§ **Task objective**: Copy out each line exactly as it appears.

§ **Excerpted records**:
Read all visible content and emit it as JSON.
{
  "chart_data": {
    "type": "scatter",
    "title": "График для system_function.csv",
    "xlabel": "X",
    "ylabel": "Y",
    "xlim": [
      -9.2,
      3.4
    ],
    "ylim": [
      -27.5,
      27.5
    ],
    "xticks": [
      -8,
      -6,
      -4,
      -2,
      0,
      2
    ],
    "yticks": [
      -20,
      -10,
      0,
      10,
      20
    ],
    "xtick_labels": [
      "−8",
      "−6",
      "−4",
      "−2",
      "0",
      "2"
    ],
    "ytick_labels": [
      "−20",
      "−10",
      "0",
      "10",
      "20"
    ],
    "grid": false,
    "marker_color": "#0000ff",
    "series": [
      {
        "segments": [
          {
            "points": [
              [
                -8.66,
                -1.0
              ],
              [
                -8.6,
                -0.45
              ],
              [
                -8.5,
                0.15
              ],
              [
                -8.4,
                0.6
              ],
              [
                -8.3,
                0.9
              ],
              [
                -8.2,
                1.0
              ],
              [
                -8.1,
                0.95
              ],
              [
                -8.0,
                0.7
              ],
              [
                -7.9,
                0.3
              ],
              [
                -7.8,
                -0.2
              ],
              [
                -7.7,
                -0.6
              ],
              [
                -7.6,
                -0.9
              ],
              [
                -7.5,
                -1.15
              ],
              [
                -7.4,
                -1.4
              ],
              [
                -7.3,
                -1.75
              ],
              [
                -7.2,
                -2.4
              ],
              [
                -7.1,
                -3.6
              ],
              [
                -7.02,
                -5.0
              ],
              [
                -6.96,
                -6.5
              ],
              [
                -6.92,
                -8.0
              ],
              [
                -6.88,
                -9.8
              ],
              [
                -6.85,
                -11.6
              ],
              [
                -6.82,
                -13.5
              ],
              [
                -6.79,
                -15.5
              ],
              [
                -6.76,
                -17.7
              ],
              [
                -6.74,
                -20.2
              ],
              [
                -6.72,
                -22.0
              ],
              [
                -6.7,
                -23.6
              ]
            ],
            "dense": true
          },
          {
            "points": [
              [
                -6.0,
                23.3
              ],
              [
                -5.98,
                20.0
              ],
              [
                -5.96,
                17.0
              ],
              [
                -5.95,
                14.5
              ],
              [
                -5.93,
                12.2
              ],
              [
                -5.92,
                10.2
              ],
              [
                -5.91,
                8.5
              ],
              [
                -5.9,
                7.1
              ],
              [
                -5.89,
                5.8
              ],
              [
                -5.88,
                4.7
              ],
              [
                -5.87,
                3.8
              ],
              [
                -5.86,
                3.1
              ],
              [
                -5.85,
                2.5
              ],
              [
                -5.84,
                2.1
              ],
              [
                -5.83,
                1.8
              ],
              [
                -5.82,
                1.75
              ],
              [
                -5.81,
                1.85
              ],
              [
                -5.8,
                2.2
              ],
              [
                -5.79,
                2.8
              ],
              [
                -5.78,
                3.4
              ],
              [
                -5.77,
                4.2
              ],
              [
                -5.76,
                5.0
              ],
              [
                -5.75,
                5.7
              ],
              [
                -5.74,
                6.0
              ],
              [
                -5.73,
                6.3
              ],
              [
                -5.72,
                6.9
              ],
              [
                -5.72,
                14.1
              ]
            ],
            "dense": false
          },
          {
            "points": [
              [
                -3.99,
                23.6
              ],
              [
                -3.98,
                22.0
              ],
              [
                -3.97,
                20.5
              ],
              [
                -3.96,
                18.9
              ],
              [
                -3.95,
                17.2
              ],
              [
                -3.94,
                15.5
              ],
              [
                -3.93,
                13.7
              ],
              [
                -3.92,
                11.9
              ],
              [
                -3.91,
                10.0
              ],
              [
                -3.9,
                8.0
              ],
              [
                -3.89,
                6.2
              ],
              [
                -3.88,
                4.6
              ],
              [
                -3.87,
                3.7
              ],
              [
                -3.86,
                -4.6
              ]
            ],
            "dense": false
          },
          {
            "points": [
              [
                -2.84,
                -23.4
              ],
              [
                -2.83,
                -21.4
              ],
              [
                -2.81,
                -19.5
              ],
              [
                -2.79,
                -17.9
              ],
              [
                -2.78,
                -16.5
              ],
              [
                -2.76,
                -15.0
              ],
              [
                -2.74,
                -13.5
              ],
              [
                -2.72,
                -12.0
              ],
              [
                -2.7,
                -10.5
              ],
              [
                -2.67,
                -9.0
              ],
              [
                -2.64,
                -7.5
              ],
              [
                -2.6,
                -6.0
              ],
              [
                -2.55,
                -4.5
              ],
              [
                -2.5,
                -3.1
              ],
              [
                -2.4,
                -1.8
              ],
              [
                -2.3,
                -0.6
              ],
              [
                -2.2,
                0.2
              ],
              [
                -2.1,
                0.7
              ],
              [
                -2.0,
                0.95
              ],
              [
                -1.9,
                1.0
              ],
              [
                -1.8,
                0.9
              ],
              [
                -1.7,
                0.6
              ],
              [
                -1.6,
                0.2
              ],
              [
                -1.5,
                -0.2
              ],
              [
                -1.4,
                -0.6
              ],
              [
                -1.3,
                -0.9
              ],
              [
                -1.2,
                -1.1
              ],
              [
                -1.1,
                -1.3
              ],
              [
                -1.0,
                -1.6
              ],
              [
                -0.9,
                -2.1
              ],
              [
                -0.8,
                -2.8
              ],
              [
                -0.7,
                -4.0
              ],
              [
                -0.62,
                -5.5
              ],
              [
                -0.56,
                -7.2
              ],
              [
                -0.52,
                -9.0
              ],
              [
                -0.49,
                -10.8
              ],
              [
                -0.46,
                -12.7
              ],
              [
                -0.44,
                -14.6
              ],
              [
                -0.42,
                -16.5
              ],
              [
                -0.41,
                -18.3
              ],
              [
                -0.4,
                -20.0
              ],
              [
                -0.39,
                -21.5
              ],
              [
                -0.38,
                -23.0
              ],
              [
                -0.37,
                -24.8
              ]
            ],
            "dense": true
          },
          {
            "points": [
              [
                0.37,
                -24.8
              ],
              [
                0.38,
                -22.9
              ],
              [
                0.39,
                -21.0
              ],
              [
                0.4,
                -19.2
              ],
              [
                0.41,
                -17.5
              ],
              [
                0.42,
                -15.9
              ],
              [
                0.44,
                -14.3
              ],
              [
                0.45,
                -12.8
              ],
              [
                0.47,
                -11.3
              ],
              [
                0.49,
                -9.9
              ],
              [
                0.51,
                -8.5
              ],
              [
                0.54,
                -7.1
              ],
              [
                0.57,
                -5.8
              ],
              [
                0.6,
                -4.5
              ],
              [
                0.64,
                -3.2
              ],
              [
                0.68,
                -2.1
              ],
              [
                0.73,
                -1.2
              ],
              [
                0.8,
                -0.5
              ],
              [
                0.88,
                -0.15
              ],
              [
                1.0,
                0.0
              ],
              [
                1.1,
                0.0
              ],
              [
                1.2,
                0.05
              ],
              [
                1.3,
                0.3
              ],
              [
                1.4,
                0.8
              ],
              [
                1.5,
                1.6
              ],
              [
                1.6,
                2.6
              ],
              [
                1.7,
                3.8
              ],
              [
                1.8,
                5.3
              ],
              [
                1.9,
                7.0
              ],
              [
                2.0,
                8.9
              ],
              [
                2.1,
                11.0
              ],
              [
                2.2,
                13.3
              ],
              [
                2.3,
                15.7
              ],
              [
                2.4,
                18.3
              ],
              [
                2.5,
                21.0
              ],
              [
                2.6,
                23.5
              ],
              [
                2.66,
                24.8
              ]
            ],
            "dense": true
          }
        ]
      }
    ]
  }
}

§ **Result of this exercise**:
Read all visible content and emit it as JSON.
{
  "chart_data": {
    "type": "scatter",
    "title": "График для system_function.csv",
    "xlabel": "X",
    "ylabel": "Y",
    "xlim": [
      -9.2,
      3.4
    ],
    "ylim": [
      -27.5,
      27.5
    ],
    "xticks": [
      -8,
      -6,
      -4,
      -2,
      0,
      2
    ],
    "yticks": [
      -20,
      -10,
      0,
      10,
      20
    ],
    "xtick_labels": [
      "−8",
      "−6",
      "−4",
      "−2",
      "0",
      "2"
    ],
    "ytick_labels": [
      "−20",
      "−10",
      "0",
      "10",
      "20"
    ],
    "grid": false,
    "marker_color": "#0000ff",
    "series": [
      {
        "segments": [
          {
            "points": [
              [
                -8.66,
                -1.0
              ],
              [
                -8.6,
                -0.45
              ],
              [
                -8.5,
                0.15
              ],
              [
                -8.4,
                0.6
              ],
              [
                -8.3,
                0.9
              ],
              [
                -8.2,
                1.0
              ],
              [
                -8.1,
                0.95
              ],
              [
                -8.0,
                0.7
              ],
              [
                -7.9,
                0.3
              ],
              [
                -7.8,
                -0.2
              ],
              [
                -7.7,
                -0.6
              ],
              [
                -7.6,
                -0.9
              ],
              [
                -7.5,
                -1.15
              ],
              [
                -7.4,
                -1.4
              ],
              [
                -7.3,
                -1.75
              ],
              [
                -7.2,
                -2.4
              ],
              [
                -7.1,
                -3.6
              ],
              [
                -7.02,
                -5.0
              ],
              [
                -6.96,
                -6.5
              ],
              [
                -6.92,
                -8.0
              ],
              [
                -6.88,
                -9.8
              ],
              [
                -6.85,
                -11.6
              ],
              [
                -6.82,
                -13.5
              ],
              [
                -6.79,
                -15.5
              ],
              [
                -6.76,
                -17.7
              ],
              [
                -6.74,
                -20.2
              ],
              [
                -6.72,
                -22.0
              ],
              [
                -6.7,
                -23.6
              ]
            ],
            "dense": true
          },
          {
            "points": [
              [
                -6.0,
                23.3
              ],
              [
                -5.98,
                20.0
              ],
              [
                -5.96,
                17.0
              ],
              [
                -5.95,
                14.5
              ],
              [
                -5.93,
                12.2
              ],
              [
                -5.92,
                10.2
              ],
              [
                -5.91,
                8.5
              ],
              [
                -5.9,
                7.1
              ],
              [
                -5.89,
                5.8
              ],
              [
                -5.88,
                4.7
              ],
              [
                -5.87,
                3.8
              ],
              [
                -5.86,
                3.1
              ],
              [
                -5.85,
                2.5
              ],
              [
                -5.84,
                2.1
              ],
              [
                -5.83,
                1.8
              ],
              [
                -5.82,
                1.75
              ],
              [
                -5.81,
                1.85
              ],
              [
                -5.8,
                2.2
              ],
              [
                -5.79,
                2.8
              ],
              [
                -5.78,
                3.4
              ],
              [
                -5.77,
                4.2
              ],
              [
                -5.76,
                5.0
              ],
              [
                -5.75,
                5.7
              ],
              [
                -5.74,
                6.0
              ],
              [
                -5.73,
                6.3
              ],
              [
                -5.72,
                6.9
              ],
              [
                -5.72,
                14.1
              ]
            ],
            "dense": false
          },
          {
            "points": [
              [
                -3.99,
                23.6
              ],
              [
                -3.98,
                22.0
              ],
              [
                -3.97,
                20.5
              ],
              [
                -3.96,
                18.9
              ],
              [
                -3.95,
                17.2
              ],
              [
                -3.94,
                15.5
              ],
              [
                -3.93,
                13.7
              ],
              [
                -3.92,
                11.9
              ],
              [
                -3.91,
                10.0
              ],
              [
                -3.9,
                8.0
              ],
              [
                -3.89,
                6.2
              ],
              [
                -3.88,
                4.6
              ],
              [
                -3.87,
                3.7
              ],
              [
                -3.86,
                -4.6
              ]
            ],
            "dense": false
          },
          {
            "points": [
              [
                -2.84,
                -23.4
              ],
              [
                -2.83,
                -21.4
              ],
              [
                -2.81,
                -19.5
              ],
              [
                -2.79,
                -17.9
              ],
              [
                -2.78,
                -16.5
              ],
              [
                -2.76,
                -15.0
              ],
              [
                -2.74,
                -13.5
              ],
              [
                -2.72,
                -12.0
              ],
              [
                -2.7,
                -10.5
              ],
              [
                -2.67,
                -9.0
              ],
              [
                -2.64,
                -7.5
              ],
              [
                -2.6,
                -6.0
              ],
              [
                -2.55,
                -4.5
              ],
              [
                -2.5,
                -3.1
              ],
              [
                -2.4,
                -1.8
              ],
              [
                -2.3,
                -0.6
              ],
              [
                -2.2,
                0.2
              ],
              [
                -2.1,
                0.7
              ],
              [
                -2.0,
                0.95
              ],
              [
                -1.9,
                1.0
              ],
              [
                -1.8,
                0.9
              ],
              [
                -1.7,
                0.6
              ],
              [
                -1.6,
                0.2
              ],
              [
                -1.5,
                -0.2
              ],
              [
                -1.4,
                -0.6
              ],
              [
                -1.3,
                -0.9
              ],
              [
                -1.2,
                -1.1
              ],
              [
                -1.1,
                -1.3
              ],
              [
                -1.0,
                -1.6
              ],
              [
                -0.9,
                -2.1
              ],
              [
                -0.8,
                -2.8
              ],
              [
                -0.7,
                -4.0
              ],
              [
                -0.62,
                -5.5
              ],
              [
                -0.56,
                -7.2
              ],
              [
                -0.52,
                -9.0
              ],
              [
                -0.49,
                -10.8
              ],
              [
                -0.46,
                -12.7
              ],
              [
                -0.44,
                -14.6
              ],
              [
                -0.42,
                -16.5
              ],
              [
                -0.41,
                -18.3
              ],
              [
                -0.4,
                -20.0
              ],
              [
                -0.39,
                -21.5
              ],
              [
                -0.38,
                -23.0
              ],
              [
                -0.37,
                -24.8
              ]
            ],
            "dense": true
          },
          {
            "points": [
              [
                0.37,
                -24.8
              ],
              [
                0.38,
                -22.9
              ],
              [
                0.39,
                -21.0
              ],
              [
                0.4,
                -19.2
              ],
              [
                0.41,
                -17.5
              ],
              [
                0.42,
                -15.9
              ],
              [
                0.44,
                -14.3
              ],
              [
                0.45,
                -12.8
              ],
              [
                0.47,
                -11.3
              ],
              [
                0.49,
                -9.9
              ],
              [
                0.51,
                -8.5
              ],
              [
                0.54,
                -7.1
              ],
              [
                0.57,
                -5.8
              ],
              [
                0.6,
                -4.5
              ],
              [
                0.64,
                -3.2
              ],
              [
                0.68,
                -2.1
              ],
              [
                0.73,
                -1.2
              ],
              [
                0.8,
                -0.5
              ],
              [
                0.88,
                -0.15
              ],
              [
                1.0,
                0.0
              ],
              [
                1.1,
                0.0
              ],
              [
                1.2,
                0.05
              ],
              [
                1.3,
                0.3
              ],
              [
                1.4,
                0.8
              ],
              [
                1.5,
                1.6
              ],
              [
                1.6,
                2.6
              ],
              [
                1.7,
                3.8
              ],
              [
                1.8,
                5.3
              ],
              [
                1.9,
                7.0
              ],
              [
                2.0,
                8.9
              ],
              [
                2.1,
                11.0
              ],
              [
                2.2,
                13.3
              ],
              [
                2.3,
                15.7
              ],
              [
                2.4,
                18.3
              ],
              [
                2.5,
                21.0
              ],
              [
                2.6,
                23.5
              ],
              [
                2.66,
                24.8
              ]
            ],
            "dense": true
          }
        ]
      }
    ]
  }
}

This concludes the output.